● Job
Collect all lines from the records below that include the word "TUGUAISHOUFUSHI".

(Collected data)
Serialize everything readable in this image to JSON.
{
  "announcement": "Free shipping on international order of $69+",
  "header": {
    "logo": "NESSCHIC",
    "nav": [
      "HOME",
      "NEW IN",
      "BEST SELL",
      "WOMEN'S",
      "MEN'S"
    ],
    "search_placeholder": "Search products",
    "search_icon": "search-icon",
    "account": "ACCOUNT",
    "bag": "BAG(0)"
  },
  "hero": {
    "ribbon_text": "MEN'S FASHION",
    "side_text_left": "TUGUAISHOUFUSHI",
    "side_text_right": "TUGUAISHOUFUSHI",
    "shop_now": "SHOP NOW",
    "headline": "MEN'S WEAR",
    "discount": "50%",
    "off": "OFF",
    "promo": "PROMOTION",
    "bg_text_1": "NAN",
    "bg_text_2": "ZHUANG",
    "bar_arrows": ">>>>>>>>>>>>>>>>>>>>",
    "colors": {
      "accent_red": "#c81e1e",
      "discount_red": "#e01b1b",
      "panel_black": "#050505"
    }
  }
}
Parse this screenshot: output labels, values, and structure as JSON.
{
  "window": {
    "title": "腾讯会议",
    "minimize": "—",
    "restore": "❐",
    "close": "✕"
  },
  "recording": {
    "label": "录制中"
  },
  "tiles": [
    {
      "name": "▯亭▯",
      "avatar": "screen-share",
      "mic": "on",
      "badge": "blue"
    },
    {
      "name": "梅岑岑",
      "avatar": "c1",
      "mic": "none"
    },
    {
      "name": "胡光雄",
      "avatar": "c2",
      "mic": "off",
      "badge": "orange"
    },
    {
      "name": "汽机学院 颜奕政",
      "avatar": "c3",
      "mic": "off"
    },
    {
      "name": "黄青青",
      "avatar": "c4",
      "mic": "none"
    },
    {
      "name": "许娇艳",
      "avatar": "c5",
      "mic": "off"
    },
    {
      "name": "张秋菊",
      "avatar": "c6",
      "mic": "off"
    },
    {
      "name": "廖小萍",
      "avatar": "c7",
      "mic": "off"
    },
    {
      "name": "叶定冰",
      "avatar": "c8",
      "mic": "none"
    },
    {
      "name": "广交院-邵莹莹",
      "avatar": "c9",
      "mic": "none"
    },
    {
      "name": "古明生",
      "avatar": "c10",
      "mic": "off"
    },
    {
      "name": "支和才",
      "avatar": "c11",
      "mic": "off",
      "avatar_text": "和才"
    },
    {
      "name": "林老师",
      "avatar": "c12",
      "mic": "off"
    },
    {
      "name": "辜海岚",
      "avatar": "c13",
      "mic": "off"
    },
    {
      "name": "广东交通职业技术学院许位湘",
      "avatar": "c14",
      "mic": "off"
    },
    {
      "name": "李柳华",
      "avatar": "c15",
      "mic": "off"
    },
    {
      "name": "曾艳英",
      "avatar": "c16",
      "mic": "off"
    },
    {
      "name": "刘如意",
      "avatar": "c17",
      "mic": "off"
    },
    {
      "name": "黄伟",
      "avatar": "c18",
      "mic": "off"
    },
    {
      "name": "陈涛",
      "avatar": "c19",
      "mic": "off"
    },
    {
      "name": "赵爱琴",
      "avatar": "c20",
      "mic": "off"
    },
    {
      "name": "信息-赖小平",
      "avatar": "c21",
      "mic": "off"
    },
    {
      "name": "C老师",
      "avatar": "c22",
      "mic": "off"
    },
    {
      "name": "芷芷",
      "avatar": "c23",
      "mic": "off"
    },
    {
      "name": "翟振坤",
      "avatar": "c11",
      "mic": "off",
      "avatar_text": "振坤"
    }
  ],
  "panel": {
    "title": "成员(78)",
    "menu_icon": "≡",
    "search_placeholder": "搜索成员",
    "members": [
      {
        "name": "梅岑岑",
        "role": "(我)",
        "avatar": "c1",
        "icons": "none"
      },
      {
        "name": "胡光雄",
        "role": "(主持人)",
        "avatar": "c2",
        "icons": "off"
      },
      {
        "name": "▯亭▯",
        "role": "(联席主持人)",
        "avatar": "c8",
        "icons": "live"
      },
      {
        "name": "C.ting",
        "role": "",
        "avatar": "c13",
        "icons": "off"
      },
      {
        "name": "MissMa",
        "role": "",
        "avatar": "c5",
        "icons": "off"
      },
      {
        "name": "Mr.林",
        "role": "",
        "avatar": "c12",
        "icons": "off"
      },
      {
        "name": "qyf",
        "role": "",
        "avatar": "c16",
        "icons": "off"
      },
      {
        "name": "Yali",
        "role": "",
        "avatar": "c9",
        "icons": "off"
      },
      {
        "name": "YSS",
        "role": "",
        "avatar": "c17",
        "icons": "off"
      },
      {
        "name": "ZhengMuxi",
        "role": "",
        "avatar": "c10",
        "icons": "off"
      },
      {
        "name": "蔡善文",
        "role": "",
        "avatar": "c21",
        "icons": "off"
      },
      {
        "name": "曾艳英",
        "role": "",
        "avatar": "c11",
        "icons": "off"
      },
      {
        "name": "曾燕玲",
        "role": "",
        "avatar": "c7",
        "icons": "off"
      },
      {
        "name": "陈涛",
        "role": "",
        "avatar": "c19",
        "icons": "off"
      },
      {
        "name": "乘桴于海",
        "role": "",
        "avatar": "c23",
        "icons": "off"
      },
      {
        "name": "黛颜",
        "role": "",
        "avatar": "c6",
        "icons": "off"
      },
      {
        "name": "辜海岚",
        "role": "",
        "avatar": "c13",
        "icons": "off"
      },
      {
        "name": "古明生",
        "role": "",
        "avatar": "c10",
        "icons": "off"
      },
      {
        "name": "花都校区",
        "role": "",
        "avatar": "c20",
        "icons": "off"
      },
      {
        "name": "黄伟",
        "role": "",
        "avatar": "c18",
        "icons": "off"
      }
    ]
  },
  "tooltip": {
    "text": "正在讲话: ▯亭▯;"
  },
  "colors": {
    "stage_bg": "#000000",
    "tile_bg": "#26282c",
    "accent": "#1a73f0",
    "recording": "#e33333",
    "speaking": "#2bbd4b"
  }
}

● Solution to this task
    "side_text_left": "TUGUAISHOUFUSHI",
    "side_text_right": "TUGUAISHOUFUSHI",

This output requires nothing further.